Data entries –
++++++++++

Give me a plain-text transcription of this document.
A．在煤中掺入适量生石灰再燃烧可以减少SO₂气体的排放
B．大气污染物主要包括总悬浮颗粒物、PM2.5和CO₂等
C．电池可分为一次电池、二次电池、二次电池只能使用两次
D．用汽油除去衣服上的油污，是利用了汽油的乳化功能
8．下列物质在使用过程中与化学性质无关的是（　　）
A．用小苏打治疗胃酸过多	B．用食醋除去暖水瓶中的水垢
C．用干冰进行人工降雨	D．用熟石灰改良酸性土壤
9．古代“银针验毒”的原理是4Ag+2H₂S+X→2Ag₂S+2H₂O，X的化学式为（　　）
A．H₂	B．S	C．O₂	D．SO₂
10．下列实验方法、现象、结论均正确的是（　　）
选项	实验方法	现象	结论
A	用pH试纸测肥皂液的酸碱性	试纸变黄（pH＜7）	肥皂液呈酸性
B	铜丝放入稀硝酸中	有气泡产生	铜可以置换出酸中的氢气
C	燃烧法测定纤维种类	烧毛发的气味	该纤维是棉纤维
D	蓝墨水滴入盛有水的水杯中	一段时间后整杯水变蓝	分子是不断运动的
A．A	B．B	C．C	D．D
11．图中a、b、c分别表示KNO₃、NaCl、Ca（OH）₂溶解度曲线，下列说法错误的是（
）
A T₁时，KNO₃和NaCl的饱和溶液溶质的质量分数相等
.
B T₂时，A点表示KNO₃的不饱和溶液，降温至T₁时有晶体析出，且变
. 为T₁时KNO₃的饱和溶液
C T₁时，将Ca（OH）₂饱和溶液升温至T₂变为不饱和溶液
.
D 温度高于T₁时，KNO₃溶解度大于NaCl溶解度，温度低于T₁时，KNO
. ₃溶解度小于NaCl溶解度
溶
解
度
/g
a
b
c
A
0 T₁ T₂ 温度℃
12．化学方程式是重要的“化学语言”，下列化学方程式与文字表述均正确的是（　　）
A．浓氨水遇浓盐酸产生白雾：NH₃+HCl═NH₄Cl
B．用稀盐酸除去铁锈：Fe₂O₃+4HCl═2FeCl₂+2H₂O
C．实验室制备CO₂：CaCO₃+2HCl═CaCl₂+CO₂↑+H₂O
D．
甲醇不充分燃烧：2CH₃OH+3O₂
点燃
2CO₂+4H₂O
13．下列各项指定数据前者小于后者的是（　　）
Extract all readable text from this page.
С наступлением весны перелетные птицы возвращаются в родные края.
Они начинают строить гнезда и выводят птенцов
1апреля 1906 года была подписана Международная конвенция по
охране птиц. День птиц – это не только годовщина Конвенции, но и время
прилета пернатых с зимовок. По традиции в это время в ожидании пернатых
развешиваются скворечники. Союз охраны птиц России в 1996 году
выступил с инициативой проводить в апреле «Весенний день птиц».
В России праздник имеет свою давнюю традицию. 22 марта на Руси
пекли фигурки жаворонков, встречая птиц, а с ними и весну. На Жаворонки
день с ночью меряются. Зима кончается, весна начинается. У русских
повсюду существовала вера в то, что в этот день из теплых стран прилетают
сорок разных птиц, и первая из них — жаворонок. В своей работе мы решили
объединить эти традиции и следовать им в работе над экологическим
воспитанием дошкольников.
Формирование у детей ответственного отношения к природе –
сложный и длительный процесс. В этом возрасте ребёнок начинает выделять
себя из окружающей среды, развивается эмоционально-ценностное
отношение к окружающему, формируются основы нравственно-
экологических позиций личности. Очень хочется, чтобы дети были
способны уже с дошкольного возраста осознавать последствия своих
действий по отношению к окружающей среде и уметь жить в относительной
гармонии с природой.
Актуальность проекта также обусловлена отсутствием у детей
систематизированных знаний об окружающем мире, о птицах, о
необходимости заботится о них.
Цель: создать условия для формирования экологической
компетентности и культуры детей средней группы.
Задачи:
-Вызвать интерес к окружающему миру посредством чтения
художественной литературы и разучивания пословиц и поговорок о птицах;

++++++++++

Working from the material above, retype it in its entirety without change.

SOLUTION TO THE EXERCISE –
Give me a plain-text transcription of this document.
A．在煤中掺入适量生石灰再燃烧可以减少SO₂气体的排放
B．大气污染物主要包括总悬浮颗粒物、PM2.5和CO₂等
C．电池可分为一次电池、二次电池、二次电池只能使用两次
D．用汽油除去衣服上的油污，是利用了汽油的乳化功能
8．下列物质在使用过程中与化学性质无关的是（　　）
A．用小苏打治疗胃酸过多	B．用食醋除去暖水瓶中的水垢
C．用干冰进行人工降雨	D．用熟石灰改良酸性土壤
9．古代“银针验毒”的原理是4Ag+2H₂S+X→2Ag₂S+2H₂O，X的化学式为（　　）
A．H₂	B．S	C．O₂	D．SO₂
10．下列实验方法、现象、结论均正确的是（　　）
选项	实验方法	现象	结论
A	用pH试纸测肥皂液的酸碱性	试纸变黄（pH＜7）	肥皂液呈酸性
B	铜丝放入稀硝酸中	有气泡产生	铜可以置换出酸中的氢气
C	燃烧法测定纤维种类	烧毛发的气味	该纤维是棉纤维
D	蓝墨水滴入盛有水的水杯中	一段时间后整杯水变蓝	分子是不断运动的
A．A	B．B	C．C	D．D
11．图中a、b、c分别表示KNO₃、NaCl、Ca（OH）₂溶解度曲线，下列说法错误的是（
）
A T₁时，KNO₃和NaCl的饱和溶液溶质的质量分数相等
.
B T₂时，A点表示KNO₃的不饱和溶液，降温至T₁时有晶体析出，且变
. 为T₁时KNO₃的饱和溶液
C T₁时，将Ca（OH）₂饱和溶液升温至T₂变为不饱和溶液
.
D 温度高于T₁时，KNO₃溶解度大于NaCl溶解度，温度低于T₁时，KNO
. ₃溶解度小于NaCl溶解度
溶
解
度
/g
a
b
c
A
0 T₁ T₂ 温度℃
12．化学方程式是重要的“化学语言”，下列化学方程式与文字表述均正确的是（　　）
A．浓氨水遇浓盐酸产生白雾：NH₃+HCl═NH₄Cl
B．用稀盐酸除去铁锈：Fe₂O₃+4HCl═2FeCl₂+2H₂O
C．实验室制备CO₂：CaCO₃+2HCl═CaCl₂+CO₂↑+H₂O
D．
甲醇不充分燃烧：2CH₃OH+3O₂
点燃
2CO₂+4H₂O
13．下列各项指定数据前者小于后者的是（　　）
Extract all readable text from this page.
С наступлением весны перелетные птицы возвращаются в родные края.
Они начинают строить гнезда и выводят птенцов
1апреля 1906 года была подписана Международная конвенция по
охране птиц. День птиц – это не только годовщина Конвенции, но и время
прилета пернатых с зимовок. По традиции в это время в ожидании пернатых
развешиваются скворечники. Союз охраны птиц России в 1996 году
выступил с инициативой проводить в апреле «Весенний день птиц».
В России праздник имеет свою давнюю традицию. 22 марта на Руси
пекли фигурки жаворонков, встречая птиц, а с ними и весну. На Жаворонки
день с ночью меряются. Зима кончается, весна начинается. У русских
повсюду существовала вера в то, что в этот день из теплых стран прилетают
сорок разных птиц, и первая из них — жаворонок. В своей работе мы решили
объединить эти традиции и следовать им в работе над экологическим
воспитанием дошкольников.
Формирование у детей ответственного отношения к природе –
сложный и длительный процесс. В этом возрасте ребёнок начинает выделять
себя из окружающей среды, развивается эмоционально-ценностное
отношение к окружающему, формируются основы нравственно-
экологических позиций личности. Очень хочется, чтобы дети были
способны уже с дошкольного возраста осознавать последствия своих
действий по отношению к окружающей среде и уметь жить в относительной
гармонии с природой.
Актуальность проекта также обусловлена отсутствием у детей
систематизированных знаний об окружающем мире, о птицах, о
необходимости заботится о них.
Цель: создать условия для формирования экологической
компетентности и культуры детей средней группы.
Задачи:
-Вызвать интерес к окружающему миру посредством чтения
художественной литературы и разучивания пословиц и поговорок о птицах;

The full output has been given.